(Figure content listings)
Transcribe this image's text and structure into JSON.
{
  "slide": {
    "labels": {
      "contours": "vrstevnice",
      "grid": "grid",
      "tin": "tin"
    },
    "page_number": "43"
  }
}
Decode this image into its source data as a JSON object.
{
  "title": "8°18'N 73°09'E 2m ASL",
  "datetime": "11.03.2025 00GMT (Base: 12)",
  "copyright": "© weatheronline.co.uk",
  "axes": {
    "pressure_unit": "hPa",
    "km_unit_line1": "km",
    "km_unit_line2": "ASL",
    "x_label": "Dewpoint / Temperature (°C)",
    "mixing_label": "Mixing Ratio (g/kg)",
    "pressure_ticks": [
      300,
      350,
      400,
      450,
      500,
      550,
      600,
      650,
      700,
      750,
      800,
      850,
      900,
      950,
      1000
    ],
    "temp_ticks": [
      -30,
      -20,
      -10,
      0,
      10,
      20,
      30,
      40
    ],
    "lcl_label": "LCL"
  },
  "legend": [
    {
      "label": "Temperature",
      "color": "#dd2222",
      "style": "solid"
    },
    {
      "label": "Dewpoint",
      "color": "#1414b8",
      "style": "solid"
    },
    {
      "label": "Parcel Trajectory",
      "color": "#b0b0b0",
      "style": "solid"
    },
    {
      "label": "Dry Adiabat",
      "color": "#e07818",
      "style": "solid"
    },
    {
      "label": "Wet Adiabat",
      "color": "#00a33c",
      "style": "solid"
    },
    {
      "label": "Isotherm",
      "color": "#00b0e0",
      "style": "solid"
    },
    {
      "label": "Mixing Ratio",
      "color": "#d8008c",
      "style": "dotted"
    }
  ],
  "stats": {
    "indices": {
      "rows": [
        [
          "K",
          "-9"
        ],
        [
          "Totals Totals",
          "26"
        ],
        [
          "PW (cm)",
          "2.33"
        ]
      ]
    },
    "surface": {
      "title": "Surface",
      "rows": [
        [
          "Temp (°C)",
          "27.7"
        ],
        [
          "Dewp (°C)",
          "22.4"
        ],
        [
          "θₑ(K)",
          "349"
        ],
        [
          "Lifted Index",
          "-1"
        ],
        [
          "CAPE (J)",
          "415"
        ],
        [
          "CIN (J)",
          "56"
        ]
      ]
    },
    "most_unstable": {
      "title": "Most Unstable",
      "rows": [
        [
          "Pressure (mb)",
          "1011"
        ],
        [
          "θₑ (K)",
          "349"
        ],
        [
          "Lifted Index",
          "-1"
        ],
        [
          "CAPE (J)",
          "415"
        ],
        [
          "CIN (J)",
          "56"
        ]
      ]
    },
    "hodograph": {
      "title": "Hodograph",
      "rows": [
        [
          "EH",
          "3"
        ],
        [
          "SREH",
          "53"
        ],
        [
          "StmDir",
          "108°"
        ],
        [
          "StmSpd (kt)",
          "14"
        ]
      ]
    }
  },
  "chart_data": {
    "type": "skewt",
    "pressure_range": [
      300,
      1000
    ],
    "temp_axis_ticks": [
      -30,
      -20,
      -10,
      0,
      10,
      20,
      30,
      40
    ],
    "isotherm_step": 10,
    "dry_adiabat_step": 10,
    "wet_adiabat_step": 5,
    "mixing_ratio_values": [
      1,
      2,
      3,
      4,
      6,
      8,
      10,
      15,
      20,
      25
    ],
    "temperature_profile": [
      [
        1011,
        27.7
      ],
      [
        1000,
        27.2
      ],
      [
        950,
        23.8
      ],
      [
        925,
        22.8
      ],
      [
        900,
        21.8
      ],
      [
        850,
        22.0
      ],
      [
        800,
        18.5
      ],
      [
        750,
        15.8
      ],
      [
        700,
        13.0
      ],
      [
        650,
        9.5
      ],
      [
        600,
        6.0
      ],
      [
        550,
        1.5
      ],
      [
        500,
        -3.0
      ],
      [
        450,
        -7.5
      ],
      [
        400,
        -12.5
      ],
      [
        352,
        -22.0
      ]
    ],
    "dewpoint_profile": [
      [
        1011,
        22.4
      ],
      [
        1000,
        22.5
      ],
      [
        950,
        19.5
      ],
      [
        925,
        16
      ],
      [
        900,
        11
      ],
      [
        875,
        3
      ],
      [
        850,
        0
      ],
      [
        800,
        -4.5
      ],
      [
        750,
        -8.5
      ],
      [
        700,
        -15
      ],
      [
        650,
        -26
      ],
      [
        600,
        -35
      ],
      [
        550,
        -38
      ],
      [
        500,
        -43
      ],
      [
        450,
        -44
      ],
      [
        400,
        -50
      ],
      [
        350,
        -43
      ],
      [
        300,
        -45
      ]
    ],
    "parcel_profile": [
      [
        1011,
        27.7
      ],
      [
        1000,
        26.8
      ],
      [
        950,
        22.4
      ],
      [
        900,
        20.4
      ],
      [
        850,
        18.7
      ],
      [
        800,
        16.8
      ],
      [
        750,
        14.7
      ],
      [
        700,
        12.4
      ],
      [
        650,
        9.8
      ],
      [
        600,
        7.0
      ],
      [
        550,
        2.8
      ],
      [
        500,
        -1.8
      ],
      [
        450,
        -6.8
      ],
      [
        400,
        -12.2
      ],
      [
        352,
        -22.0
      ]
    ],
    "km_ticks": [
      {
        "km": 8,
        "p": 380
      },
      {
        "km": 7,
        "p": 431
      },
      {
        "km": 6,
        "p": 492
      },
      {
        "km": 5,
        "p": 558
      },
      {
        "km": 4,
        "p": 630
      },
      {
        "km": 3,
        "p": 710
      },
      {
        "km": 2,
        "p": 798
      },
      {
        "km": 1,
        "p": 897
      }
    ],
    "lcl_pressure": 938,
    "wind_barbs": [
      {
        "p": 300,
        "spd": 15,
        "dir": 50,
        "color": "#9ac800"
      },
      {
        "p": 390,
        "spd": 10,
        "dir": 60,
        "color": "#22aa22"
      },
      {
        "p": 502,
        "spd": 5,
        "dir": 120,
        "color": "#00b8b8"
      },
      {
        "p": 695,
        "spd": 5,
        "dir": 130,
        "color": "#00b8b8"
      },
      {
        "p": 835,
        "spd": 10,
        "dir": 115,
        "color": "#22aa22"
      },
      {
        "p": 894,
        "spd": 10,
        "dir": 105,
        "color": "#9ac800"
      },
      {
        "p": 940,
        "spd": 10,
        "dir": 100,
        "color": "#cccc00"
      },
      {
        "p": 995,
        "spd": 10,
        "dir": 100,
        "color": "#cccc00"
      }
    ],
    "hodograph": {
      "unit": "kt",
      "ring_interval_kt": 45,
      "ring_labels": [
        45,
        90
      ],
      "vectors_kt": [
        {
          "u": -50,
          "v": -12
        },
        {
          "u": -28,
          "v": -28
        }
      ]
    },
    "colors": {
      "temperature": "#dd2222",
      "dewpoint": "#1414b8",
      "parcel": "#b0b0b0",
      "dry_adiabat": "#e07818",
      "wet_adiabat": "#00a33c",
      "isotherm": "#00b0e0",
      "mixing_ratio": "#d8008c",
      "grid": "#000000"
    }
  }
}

• **Problem description**: Reproduce all of the entries word for word.

• **Full response**:
Transcribe this image's text and structure into JSON.
{
  "slide": {
    "labels": {
      "contours": "vrstevnice",
      "grid": "grid",
      "tin": "tin"
    },
    "page_number": "43"
  }
}
Decode this image into its source data as a JSON object.
{
  "title": "8°18'N 73°09'E 2m ASL",
  "datetime": "11.03.2025 00GMT (Base: 12)",
  "copyright": "© weatheronline.co.uk",
  "axes": {
    "pressure_unit": "hPa",
    "km_unit_line1": "km",
    "km_unit_line2": "ASL",
    "x_label": "Dewpoint / Temperature (°C)",
    "mixing_label": "Mixing Ratio (g/kg)",
    "pressure_ticks": [
      300,
      350,
      400,
      450,
      500,
      550,
      600,
      650,
      700,
      750,
      800,
      850,
      900,
      950,
      1000
    ],
    "temp_ticks": [
      -30,
      -20,
      -10,
      0,
      10,
      20,
      30,
      40
    ],
    "lcl_label": "LCL"
  },
  "legend": [
    {
      "label": "Temperature",
      "color": "#dd2222",
      "style": "solid"
    },
    {
      "label": "Dewpoint",
      "color": "#1414b8",
      "style": "solid"
    },
    {
      "label": "Parcel Trajectory",
      "color": "#b0b0b0",
      "style": "solid"
    },
    {
      "label": "Dry Adiabat",
      "color": "#e07818",
      "style": "solid"
    },
    {
      "label": "Wet Adiabat",
      "color": "#00a33c",
      "style": "solid"
    },
    {
      "label": "Isotherm",
      "color": "#00b0e0",
      "style": "solid"
    },
    {
      "label": "Mixing Ratio",
      "color": "#d8008c",
      "style": "dotted"
    }
  ],
  "stats": {
    "indices": {
      "rows": [
        [
          "K",
          "-9"
        ],
        [
          "Totals Totals",
          "26"
        ],
        [
          "PW (cm)",
          "2.33"
        ]
      ]
    },
    "surface": {
      "title": "Surface",
      "rows": [
        [
          "Temp (°C)",
          "27.7"
        ],
        [
          "Dewp (°C)",
          "22.4"
        ],
        [
          "θₑ(K)",
          "349"
        ],
        [
          "Lifted Index",
          "-1"
        ],
        [
          "CAPE (J)",
          "415"
        ],
        [
          "CIN (J)",
          "56"
        ]
      ]
    },
    "most_unstable": {
      "title": "Most Unstable",
      "rows": [
        [
          "Pressure (mb)",
          "1011"
        ],
        [
          "θₑ (K)",
          "349"
        ],
        [
          "Lifted Index",
          "-1"
        ],
        [
          "CAPE (J)",
          "415"
        ],
        [
          "CIN (J)",
          "56"
        ]
      ]
    },
    "hodograph": {
      "title": "Hodograph",
      "rows": [
        [
          "EH",
          "3"
        ],
        [
          "SREH",
          "53"
        ],
        [
          "StmDir",
          "108°"
        ],
        [
          "StmSpd (kt)",
          "14"
        ]
      ]
    }
  },
  "chart_data": {
    "type": "skewt",
    "pressure_range": [
      300,
      1000
    ],
    "temp_axis_ticks": [
      -30,
      -20,
      -10,
      0,
      10,
      20,
      30,
      40
    ],
    "isotherm_step": 10,
    "dry_adiabat_step": 10,
    "wet_adiabat_step": 5,
    "mixing_ratio_values": [
      1,
      2,
      3,
      4,
      6,
      8,
      10,
      15,
      20,
      25
    ],
    "temperature_profile": [
      [
        1011,
        27.7
      ],
      [
        1000,
        27.2
      ],
      [
        950,
        23.8
      ],
      [
        925,
        22.8
      ],
      [
        900,
        21.8
      ],
      [
        850,
        22.0
      ],
      [
        800,
        18.5
      ],
      [
        750,
        15.8
      ],
      [
        700,
        13.0
      ],
      [
        650,
        9.5
      ],
      [
        600,
        6.0
      ],
      [
        550,
        1.5
      ],
      [
        500,
        -3.0
      ],
      [
        450,
        -7.5
      ],
      [
        400,
        -12.5
      ],
      [
        352,
        -22.0
      ]
    ],
    "dewpoint_profile": [
      [
        1011,
        22.4
      ],
      [
        1000,
        22.5
      ],
      [
        950,
        19.5
      ],
      [
        925,
        16
      ],
      [
        900,
        11
      ],
      [
        875,
        3
      ],
      [
        850,
        0
      ],
      [
        800,
        -4.5
      ],
      [
        750,
        -8.5
      ],
      [
        700,
        -15
      ],
      [
        650,
        -26
      ],
      [
        600,
        -35
      ],
      [
        550,
        -38
      ],
      [
        500,
        -43
      ],
      [
        450,
        -44
      ],
      [
        400,
        -50
      ],
      [
        350,
        -43
      ],
      [
        300,
        -45
      ]
    ],
    "parcel_profile": [
      [
        1011,
        27.7
      ],
      [
        1000,
        26.8
      ],
      [
        950,
        22.4
      ],
      [
        900,
        20.4
      ],
      [
        850,
        18.7
      ],
      [
        800,
        16.8
      ],
      [
        750,
        14.7
      ],
      [
        700,
        12.4
      ],
      [
        650,
        9.8
      ],
      [
        600,
        7.0
      ],
      [
        550,
        2.8
      ],
      [
        500,
        -1.8
      ],
      [
        450,
        -6.8
      ],
      [
        400,
        -12.2
      ],
      [
        352,
        -22.0
      ]
    ],
    "km_ticks": [
      {
        "km": 8,
        "p": 380
      },
      {
        "km": 7,
        "p": 431
      },
      {
        "km": 6,
        "p": 492
      },
      {
        "km": 5,
        "p": 558
      },
      {
        "km": 4,
        "p": 630
      },
      {
        "km": 3,
        "p": 710
      },
      {
        "km": 2,
        "p": 798
      },
      {
        "km": 1,
        "p": 897
      }
    ],
    "lcl_pressure": 938,
    "wind_barbs": [
      {
        "p": 300,
        "spd": 15,
        "dir": 50,
        "color": "#9ac800"
      },
      {
        "p": 390,
        "spd": 10,
        "dir": 60,
        "color": "#22aa22"
      },
      {
        "p": 502,
        "spd": 5,
        "dir": 120,
        "color": "#00b8b8"
      },
      {
        "p": 695,
        "spd": 5,
        "dir": 130,
        "color": "#00b8b8"
      },
      {
        "p": 835,
        "spd": 10,
        "dir": 115,
        "color": "#22aa22"
      },
      {
        "p": 894,
        "spd": 10,
        "dir": 105,
        "color": "#9ac800"
      },
      {
        "p": 940,
        "spd": 10,
        "dir": 100,
        "color": "#cccc00"
      },
      {
        "p": 995,
        "spd": 10,
        "dir": 100,
        "color": "#cccc00"
      }
    ],
    "hodograph": {
      "unit": "kt",
      "ring_interval_kt": 45,
      "ring_labels": [
        45,
        90
      ],
      "vectors_kt": [
        {
          "u": -50,
          "v": -12
        },
        {
          "u": -28,
          "v": -28
        }
      ]
    },
    "colors": {
      "temperature": "#dd2222",
      "dewpoint": "#1414b8",
      "parcel": "#b0b0b0",
      "dry_adiabat": "#e07818",
      "wet_adiabat": "#00a33c",
      "isotherm": "#00b0e0",
      "mixing_ratio": "#d8008c",
      "grid": "#000000"
    }
  }
}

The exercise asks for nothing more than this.